▸ BRANO RIPORTATO
# # # # #

Ma quali sono i segreti che permettono al campione scozzese di esprimersi a un livello così elevato per tanto tempo, pur in presenza di avversari formidabili? Proviamo a capirlo analizzando le sue partite giocate in tornei del Grande Slam negli ultimi dieci anni, dal 2011 (compreso) in poi.

UNO SGUARDO D’INSIEME

Prima di approfondire l’analisi, alla ricerca di pattern vincenti e perdenti, cerchiamo, nei limiti del possibile, di averne una visione d’insieme, inquadrando lo stile di gioco di Murray degli ultimi dieci anni con una serie di statistiche i cui valori medi sono mostrati in Figura 1, separatamente per superficie di gioco.

Figura 1. Statistiche medie di gioco per Andy Murray, match di singolare in tornei del Grande Slam dal 2011 in poi

Non stupisce certo la capacità di Murray di produrre colpi vincenti su tutte le superfici, ma colpisce come il saldo tra vincenti ed errori non forzati sia significativamente migliore sull’erba, forse la superficie più congeniale al gioco del campione scozzese (e su cui, in effetti, ha raccolto alcuni tra i suoi maggiori successi, a cominciare dall’oro olimpico a Londra).

A differenza di altri tennisti, Murray non sembra essere particolarmente più (o meno) propenso a cercare la via della rete in funzione della superficie: mediamente, si presenta a rete tra le quindici e le venti volte per match, sia su erba che su cemento che su terra.

# # # # #

▸ OPERAZIONI DA SVOLGERE
(A) Secondo il brano sul gioco di Andy Murray, su quale superficie il suo saldo tra vincenti ed errori non forzati risulta significativamente migliore?
(B) Scriva il seguito del brano sul gioco di Andy Murray, cominciando subito dopo l'ultima frase.

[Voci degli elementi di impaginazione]
# # # # #

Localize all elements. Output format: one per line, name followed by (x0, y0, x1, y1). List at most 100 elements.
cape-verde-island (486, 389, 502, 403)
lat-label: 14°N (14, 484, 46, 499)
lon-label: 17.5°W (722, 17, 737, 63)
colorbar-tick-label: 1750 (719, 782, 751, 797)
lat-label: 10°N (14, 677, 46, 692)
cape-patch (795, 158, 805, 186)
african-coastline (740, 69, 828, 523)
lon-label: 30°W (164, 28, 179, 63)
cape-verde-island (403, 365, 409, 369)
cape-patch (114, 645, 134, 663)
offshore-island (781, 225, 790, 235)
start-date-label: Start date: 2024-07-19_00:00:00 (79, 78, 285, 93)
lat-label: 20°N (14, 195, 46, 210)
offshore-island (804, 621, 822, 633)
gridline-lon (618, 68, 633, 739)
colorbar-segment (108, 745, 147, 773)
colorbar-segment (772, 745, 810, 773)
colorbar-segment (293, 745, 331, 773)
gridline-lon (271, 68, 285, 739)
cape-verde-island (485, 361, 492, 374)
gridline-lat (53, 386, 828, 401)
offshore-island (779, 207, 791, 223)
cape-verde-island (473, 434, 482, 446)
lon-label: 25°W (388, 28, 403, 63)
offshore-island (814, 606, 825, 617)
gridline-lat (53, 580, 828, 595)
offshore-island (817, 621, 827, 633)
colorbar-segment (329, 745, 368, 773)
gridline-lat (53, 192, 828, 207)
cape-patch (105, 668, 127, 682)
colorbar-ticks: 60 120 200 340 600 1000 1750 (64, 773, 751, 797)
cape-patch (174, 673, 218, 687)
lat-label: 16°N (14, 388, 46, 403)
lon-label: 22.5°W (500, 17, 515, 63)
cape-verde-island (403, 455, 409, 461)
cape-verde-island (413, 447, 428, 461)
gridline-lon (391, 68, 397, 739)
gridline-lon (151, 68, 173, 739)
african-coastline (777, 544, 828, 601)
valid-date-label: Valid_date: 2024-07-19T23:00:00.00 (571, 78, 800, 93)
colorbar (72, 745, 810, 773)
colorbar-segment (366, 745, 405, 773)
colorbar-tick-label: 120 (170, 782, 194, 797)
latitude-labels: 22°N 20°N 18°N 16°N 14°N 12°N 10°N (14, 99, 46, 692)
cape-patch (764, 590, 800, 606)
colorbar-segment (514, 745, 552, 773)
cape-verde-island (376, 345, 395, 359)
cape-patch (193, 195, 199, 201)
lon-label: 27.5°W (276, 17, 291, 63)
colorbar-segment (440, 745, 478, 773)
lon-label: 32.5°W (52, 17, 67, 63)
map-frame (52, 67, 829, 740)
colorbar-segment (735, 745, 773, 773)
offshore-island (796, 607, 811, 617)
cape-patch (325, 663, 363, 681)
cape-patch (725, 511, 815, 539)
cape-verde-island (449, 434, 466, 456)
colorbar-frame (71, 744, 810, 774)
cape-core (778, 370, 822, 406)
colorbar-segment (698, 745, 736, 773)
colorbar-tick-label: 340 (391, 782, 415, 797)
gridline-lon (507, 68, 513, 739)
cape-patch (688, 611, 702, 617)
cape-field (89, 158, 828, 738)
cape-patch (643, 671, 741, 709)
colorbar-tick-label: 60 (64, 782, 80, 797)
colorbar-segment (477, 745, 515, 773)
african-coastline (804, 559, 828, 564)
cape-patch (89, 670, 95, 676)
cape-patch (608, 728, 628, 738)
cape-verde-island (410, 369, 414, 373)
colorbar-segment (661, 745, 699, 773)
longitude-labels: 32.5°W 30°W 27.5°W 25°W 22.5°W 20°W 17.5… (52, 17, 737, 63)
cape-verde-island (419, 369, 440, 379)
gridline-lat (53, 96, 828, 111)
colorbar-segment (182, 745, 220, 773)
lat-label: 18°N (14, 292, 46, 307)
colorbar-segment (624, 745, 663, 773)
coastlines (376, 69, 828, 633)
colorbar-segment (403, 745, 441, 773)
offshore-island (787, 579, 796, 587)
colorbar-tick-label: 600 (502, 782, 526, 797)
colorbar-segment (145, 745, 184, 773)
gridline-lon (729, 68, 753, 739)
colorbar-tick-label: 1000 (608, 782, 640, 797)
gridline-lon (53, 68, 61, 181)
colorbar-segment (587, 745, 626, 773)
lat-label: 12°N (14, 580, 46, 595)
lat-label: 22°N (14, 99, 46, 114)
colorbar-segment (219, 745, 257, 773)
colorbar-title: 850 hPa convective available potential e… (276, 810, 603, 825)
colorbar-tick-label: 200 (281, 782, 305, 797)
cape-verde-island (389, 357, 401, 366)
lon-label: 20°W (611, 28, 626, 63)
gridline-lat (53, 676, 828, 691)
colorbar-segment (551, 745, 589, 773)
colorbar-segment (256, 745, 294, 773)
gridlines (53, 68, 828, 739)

# # # # #

▸ RISPOSTE FORNITE
(A) Sull'erba.

(B)
Un secondo set di statistiche, mostrato in Figura 2, può esserci d’aiuto nel farci un’idea ancora più precisa:

Figura 2. Altre statistiche medie per Andy Murray, match di singolare in tornei del Grande Slam dal 2011 in poi

Da questo secondo plot, è evidente in primo luogo la costanza di rendimento ad alti livelli, con una percentuale di match vinti che si aggira, su tutte le superfici, sempre intorno all’80%. Notevole anche la capacità di Murray di salvare palle break, in particolare sull’erba dove sfiora il 75%, a testimonianza di una grande forza mentale e di una notevole capacità di reazione, nei momenti più critici.

I PATTERN PIÙ SIGNIFICATIVI, GLI ELEMENTI-CHIAVE DEL GIOCO DI MURRAY

Dopo questa panoramica, proviamo a chiederci quale o quali tra le varie statistiche di gioco (che rappresentano le nostre variabili di input) si rivelino decisive, e in che modo, rispetto alla vittoria o alla sconfitta nel match (che rappresenta la nostra variabile di output). Impostiamo cioè, in altre parole, un problema di classificazione.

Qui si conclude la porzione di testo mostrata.